> PROBLEM DETAILS
Gather all lines from the material that contain "screenshot".

(Extracted data entries)

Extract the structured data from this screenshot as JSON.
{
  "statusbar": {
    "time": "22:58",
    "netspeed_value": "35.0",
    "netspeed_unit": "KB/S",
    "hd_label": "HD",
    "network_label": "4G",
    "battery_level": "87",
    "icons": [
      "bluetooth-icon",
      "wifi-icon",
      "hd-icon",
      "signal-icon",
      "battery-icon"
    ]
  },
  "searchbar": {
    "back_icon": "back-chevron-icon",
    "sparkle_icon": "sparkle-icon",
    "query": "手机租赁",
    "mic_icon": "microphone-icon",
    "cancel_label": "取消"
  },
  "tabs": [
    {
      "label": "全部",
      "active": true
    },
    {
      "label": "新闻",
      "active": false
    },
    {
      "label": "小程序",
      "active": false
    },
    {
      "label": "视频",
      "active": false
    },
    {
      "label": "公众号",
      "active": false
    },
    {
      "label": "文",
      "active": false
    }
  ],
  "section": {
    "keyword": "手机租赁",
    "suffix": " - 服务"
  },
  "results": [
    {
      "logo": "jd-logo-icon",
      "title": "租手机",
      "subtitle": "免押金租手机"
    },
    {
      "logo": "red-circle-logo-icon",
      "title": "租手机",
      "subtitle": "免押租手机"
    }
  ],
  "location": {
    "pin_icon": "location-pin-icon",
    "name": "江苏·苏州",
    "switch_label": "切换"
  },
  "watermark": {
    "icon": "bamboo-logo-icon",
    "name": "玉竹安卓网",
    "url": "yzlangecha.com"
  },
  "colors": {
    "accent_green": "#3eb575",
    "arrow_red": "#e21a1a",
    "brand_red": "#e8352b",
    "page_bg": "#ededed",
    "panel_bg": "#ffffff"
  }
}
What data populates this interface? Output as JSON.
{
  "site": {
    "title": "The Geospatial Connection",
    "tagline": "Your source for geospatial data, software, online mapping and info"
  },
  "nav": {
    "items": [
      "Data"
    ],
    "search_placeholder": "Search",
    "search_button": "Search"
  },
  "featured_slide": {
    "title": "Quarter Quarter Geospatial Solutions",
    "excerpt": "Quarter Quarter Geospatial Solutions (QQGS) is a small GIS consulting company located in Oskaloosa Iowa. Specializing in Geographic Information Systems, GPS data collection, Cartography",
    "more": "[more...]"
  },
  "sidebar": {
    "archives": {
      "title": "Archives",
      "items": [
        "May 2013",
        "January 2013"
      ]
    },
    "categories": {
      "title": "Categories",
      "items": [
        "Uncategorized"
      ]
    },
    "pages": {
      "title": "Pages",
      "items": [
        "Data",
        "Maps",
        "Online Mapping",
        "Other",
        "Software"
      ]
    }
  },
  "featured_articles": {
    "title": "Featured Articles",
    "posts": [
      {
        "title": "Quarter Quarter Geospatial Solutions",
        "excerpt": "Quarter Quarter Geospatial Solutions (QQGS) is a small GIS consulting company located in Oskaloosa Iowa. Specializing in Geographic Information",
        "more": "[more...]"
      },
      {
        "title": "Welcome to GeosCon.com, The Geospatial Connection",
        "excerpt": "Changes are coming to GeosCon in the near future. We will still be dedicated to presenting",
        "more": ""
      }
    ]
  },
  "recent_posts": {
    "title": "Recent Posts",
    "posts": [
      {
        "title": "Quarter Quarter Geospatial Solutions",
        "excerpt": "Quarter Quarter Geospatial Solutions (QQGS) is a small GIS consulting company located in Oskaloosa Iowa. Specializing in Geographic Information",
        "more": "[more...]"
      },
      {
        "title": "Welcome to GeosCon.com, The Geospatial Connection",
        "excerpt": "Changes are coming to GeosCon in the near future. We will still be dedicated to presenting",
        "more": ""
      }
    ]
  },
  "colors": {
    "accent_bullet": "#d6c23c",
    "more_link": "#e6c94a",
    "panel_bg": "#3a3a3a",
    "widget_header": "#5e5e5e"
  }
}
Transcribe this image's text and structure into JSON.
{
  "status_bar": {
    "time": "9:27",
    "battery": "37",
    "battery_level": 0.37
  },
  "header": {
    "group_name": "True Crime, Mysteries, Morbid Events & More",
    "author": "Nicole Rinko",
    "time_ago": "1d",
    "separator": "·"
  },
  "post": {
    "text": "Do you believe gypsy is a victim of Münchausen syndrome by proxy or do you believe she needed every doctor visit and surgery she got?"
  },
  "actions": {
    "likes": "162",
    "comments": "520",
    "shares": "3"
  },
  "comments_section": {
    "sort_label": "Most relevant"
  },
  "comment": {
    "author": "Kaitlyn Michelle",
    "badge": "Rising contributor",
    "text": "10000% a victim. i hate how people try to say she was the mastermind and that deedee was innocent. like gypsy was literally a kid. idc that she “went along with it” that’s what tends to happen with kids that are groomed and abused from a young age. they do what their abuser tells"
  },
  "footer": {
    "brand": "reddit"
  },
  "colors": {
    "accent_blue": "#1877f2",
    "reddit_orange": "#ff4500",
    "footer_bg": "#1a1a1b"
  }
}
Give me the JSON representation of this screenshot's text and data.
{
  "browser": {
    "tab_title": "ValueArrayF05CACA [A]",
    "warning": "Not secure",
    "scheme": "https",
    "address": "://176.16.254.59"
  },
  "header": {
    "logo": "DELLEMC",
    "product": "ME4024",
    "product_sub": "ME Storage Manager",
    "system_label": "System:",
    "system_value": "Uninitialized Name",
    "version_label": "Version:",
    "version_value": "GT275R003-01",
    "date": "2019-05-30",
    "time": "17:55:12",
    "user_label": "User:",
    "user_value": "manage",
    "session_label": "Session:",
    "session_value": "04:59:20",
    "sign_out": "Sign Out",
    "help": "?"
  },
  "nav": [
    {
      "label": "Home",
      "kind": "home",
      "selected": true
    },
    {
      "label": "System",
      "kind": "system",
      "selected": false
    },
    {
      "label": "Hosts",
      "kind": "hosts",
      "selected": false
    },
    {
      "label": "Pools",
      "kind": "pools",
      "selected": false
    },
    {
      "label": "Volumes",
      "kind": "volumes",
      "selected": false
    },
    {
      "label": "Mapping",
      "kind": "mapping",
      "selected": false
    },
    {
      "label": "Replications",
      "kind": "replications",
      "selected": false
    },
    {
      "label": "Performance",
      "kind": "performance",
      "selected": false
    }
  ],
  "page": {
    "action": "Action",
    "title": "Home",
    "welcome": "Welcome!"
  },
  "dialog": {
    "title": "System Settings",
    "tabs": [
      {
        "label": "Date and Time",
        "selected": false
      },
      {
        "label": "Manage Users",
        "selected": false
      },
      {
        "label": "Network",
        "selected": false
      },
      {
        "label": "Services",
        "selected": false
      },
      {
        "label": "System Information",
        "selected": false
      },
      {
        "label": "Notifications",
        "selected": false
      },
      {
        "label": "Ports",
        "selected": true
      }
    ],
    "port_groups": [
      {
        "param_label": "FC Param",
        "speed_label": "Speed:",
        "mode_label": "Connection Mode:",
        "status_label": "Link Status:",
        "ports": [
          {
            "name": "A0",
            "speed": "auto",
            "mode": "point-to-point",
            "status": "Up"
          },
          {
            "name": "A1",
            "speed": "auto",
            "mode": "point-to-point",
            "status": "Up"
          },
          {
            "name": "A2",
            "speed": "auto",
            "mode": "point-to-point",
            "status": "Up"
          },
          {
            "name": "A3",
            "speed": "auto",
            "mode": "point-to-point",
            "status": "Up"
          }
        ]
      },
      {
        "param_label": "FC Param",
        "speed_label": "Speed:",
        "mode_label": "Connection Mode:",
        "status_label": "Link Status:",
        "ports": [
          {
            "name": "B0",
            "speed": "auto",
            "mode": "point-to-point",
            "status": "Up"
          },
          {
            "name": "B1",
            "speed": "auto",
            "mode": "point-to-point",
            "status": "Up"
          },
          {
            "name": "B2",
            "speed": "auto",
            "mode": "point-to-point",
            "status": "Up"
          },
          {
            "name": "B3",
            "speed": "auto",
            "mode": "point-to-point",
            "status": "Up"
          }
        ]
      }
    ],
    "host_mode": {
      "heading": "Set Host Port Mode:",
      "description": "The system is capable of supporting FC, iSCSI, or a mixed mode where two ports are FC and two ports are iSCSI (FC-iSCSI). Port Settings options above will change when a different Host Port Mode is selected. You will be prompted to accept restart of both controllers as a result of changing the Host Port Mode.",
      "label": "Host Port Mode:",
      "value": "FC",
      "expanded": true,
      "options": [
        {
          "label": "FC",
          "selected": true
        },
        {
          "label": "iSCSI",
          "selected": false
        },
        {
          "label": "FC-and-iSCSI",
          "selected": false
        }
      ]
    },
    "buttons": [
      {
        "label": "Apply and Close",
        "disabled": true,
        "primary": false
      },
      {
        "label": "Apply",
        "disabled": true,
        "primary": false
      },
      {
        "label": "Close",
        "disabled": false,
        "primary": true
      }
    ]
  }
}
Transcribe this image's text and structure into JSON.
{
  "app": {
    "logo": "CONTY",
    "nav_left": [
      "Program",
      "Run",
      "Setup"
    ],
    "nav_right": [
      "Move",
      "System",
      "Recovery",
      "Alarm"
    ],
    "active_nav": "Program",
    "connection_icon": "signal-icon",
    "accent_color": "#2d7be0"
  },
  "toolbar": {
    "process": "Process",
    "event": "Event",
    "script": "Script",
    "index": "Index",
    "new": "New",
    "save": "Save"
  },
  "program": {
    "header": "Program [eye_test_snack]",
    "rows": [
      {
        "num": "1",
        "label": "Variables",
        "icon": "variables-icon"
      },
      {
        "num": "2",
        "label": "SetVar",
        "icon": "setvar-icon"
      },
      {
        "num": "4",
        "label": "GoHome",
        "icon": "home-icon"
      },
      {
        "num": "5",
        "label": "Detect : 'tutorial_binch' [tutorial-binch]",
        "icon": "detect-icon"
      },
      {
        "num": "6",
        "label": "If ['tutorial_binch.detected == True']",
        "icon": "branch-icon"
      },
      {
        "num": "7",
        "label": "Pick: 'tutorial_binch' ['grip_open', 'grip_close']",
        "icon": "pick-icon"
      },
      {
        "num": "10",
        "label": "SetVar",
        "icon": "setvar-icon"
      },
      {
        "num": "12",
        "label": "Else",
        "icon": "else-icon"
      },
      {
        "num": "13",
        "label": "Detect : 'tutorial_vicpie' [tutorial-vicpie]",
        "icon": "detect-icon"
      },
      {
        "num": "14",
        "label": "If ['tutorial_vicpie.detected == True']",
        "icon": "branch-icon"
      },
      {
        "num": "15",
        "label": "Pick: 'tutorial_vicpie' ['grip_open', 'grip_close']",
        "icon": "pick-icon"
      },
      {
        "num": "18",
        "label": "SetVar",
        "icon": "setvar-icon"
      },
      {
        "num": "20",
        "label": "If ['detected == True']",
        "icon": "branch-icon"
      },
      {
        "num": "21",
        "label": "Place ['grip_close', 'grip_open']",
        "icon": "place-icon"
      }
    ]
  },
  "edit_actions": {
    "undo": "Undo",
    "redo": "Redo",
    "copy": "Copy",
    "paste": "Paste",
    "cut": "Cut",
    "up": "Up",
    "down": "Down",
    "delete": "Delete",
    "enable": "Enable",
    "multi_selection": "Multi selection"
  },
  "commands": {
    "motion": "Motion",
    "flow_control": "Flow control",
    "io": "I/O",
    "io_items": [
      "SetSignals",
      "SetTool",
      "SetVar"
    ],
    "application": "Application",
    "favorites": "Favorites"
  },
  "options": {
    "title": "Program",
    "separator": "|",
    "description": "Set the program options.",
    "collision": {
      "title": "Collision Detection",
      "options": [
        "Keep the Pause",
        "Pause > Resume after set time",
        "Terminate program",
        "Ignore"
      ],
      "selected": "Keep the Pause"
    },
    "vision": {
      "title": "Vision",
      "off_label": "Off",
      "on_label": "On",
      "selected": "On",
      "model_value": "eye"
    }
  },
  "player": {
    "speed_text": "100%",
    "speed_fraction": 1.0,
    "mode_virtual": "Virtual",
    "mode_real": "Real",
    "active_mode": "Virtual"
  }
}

> EXERCISE RESPONSE
Extract the structured data from this screenshot as JSON.
Give me the JSON representation of this screenshot's text and data.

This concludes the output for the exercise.